►

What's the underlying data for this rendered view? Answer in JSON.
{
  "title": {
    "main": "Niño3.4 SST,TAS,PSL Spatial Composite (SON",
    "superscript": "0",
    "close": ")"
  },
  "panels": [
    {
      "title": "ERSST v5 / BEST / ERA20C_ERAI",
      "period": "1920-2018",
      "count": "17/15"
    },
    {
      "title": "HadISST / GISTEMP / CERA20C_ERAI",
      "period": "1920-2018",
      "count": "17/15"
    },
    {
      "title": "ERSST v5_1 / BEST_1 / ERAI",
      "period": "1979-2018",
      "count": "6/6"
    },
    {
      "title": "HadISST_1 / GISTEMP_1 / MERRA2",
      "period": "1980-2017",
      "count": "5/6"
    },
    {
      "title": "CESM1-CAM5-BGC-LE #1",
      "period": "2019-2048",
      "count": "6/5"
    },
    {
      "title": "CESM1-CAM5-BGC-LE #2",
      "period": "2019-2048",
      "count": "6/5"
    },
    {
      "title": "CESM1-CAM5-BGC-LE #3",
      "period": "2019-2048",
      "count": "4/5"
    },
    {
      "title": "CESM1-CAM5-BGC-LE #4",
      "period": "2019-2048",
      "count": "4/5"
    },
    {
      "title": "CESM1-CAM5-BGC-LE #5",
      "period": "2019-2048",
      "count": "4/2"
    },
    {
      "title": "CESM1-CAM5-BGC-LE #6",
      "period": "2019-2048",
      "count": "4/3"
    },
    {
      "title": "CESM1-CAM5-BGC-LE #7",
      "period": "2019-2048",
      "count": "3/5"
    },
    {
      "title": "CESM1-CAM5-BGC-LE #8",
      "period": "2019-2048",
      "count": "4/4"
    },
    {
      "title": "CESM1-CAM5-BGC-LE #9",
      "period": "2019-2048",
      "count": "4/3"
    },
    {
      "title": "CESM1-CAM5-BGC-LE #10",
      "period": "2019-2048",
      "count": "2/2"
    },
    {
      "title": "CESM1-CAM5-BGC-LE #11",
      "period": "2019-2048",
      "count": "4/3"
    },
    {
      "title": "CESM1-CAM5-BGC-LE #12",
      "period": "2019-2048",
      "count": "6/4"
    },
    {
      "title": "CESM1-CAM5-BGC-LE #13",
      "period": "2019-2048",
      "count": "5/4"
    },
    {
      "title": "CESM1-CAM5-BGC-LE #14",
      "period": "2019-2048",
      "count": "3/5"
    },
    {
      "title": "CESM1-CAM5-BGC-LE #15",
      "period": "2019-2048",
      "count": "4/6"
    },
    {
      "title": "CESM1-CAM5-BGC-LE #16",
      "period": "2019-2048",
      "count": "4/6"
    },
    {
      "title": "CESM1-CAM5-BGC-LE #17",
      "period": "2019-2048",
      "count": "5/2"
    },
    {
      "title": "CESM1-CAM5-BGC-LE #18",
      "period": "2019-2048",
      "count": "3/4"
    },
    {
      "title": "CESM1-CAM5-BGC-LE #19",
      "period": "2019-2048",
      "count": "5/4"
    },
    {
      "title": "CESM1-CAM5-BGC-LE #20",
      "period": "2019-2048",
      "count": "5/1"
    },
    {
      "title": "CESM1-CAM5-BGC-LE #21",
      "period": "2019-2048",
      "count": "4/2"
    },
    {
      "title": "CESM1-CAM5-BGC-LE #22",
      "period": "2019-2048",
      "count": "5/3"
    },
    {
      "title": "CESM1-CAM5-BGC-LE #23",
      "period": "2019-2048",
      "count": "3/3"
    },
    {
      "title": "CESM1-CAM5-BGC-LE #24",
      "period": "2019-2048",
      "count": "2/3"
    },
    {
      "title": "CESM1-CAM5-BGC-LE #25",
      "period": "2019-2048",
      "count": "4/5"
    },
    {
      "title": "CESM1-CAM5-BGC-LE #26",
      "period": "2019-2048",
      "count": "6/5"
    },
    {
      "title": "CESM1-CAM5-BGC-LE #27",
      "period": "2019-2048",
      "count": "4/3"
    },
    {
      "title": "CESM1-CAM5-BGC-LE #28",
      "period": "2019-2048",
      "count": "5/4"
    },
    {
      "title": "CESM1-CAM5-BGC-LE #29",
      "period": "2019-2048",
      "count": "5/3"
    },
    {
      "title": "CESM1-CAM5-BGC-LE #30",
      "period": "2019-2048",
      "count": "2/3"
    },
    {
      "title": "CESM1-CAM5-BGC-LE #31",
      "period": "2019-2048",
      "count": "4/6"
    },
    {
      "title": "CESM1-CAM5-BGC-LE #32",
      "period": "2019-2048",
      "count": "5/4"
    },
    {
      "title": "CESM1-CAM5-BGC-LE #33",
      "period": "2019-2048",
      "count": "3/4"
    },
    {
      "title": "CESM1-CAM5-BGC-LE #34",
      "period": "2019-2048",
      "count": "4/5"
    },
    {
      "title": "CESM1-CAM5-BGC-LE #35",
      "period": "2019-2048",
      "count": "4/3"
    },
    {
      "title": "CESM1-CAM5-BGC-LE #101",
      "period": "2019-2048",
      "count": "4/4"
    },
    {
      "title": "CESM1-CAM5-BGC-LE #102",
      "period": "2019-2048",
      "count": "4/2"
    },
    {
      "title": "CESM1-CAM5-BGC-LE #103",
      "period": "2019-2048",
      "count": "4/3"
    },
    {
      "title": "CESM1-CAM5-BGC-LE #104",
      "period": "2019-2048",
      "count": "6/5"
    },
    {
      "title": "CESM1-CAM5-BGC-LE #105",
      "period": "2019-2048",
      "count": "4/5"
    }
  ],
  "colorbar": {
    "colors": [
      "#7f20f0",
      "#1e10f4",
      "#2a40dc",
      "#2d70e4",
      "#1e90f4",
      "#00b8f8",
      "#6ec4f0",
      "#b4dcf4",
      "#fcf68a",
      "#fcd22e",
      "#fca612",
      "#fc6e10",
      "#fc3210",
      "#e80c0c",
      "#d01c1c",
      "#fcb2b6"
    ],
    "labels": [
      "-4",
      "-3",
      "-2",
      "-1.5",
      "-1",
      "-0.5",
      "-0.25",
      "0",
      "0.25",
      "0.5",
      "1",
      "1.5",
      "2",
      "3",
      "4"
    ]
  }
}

◄

Identify each line of the material where the word "ERSST" shows up, and copy it.

> RESULT FOR THIS EXERCISE:
      "title": "ERSST v5 / BEST / ERA20C_ERAI",
      "title": "ERSST v5_1 / BEST_1 / ERAI",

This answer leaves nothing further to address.